◆ REQUIREMENTS
Reproduce the entries below, putting "sectional view" in place of "cross-section" and changing nothing else.

:::

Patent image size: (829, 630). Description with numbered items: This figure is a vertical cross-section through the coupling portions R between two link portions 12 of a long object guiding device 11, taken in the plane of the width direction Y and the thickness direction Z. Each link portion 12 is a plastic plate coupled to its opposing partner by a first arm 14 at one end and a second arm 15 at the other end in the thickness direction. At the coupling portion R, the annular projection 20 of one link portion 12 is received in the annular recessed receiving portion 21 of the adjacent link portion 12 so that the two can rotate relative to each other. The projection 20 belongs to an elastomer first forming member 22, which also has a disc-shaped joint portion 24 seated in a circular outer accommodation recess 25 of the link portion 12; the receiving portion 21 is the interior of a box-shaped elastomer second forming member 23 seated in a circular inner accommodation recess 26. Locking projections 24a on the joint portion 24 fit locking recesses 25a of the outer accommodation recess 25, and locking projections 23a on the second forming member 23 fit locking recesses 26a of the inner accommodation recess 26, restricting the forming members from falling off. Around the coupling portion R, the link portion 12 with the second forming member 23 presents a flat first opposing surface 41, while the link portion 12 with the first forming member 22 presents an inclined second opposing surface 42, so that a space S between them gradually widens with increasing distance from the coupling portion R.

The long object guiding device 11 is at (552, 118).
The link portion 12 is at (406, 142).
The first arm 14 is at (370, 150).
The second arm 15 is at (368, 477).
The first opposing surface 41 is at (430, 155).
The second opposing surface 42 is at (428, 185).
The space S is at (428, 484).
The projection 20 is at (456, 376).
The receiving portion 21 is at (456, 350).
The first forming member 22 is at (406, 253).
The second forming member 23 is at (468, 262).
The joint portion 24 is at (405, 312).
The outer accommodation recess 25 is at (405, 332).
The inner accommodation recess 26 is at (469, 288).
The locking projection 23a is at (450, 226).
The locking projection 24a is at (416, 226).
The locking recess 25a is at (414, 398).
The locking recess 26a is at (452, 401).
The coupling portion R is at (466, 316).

:::

◆ COMPLETE ANSWER
Patent image size: (829, 630). Description with numbered items: This figure is a vertical sectional view through the coupling portions R between two link portions 12 of a long object guiding device 11, taken in the plane of the width direction Y and the thickness direction Z. Each link portion 12 is a plastic plate coupled to its opposing partner by a first arm 14 at one end and a second arm 15 at the other end in the thickness direction. At the coupling portion R, the annular projection 20 of one link portion 12 is received in the annular recessed receiving portion 21 of the adjacent link portion 12 so that the two can rotate relative to each other. The projection 20 belongs to an elastomer first forming member 22, which also has a disc-shaped joint portion 24 seated in a circular outer accommodation recess 25 of the link portion 12; the receiving portion 21 is the interior of a box-shaped elastomer second forming member 23 seated in a circular inner accommodation recess 26. Locking projections 24a on the joint portion 24 fit locking recesses 25a of the outer accommodation recess 25, and locking projections 23a on the second forming member 23 fit locking recesses 26a of the inner accommodation recess 26, restricting the forming members from falling off. Around the coupling portion R, the link portion 12 with the second forming member 23 presents a flat first opposing surface 41, while the link portion 12 with the first forming member 22 presents an inclined second opposing surface 42, so that a space S between them gradually widens with increasing distance from the coupling portion R.

The long object guiding device 11 is at (552, 118).
The link portion 12 is at (406, 142).
The first arm 14 is at (370, 150).
The second arm 15 is at (368, 477).
The first opposing surface 41 is at (430, 155).
The second opposing surface 42 is at (428, 185).
The space S is at (428, 484).
The projection 20 is at (456, 376).
The receiving portion 21 is at (456, 350).
The first forming member 22 is at (406, 253).
The second forming member 23 is at (468, 262).
The joint portion 24 is at (405, 312).
The outer accommodation recess 25 is at (405, 332).
The inner accommodation recess 26 is at (469, 288).
The locking projection 23a is at (450, 226).
The locking projection 24a is at (416, 226).
The locking recess 25a is at (414, 398).
The locking recess 26a is at (452, 401).
The coupling portion R is at (466, 316).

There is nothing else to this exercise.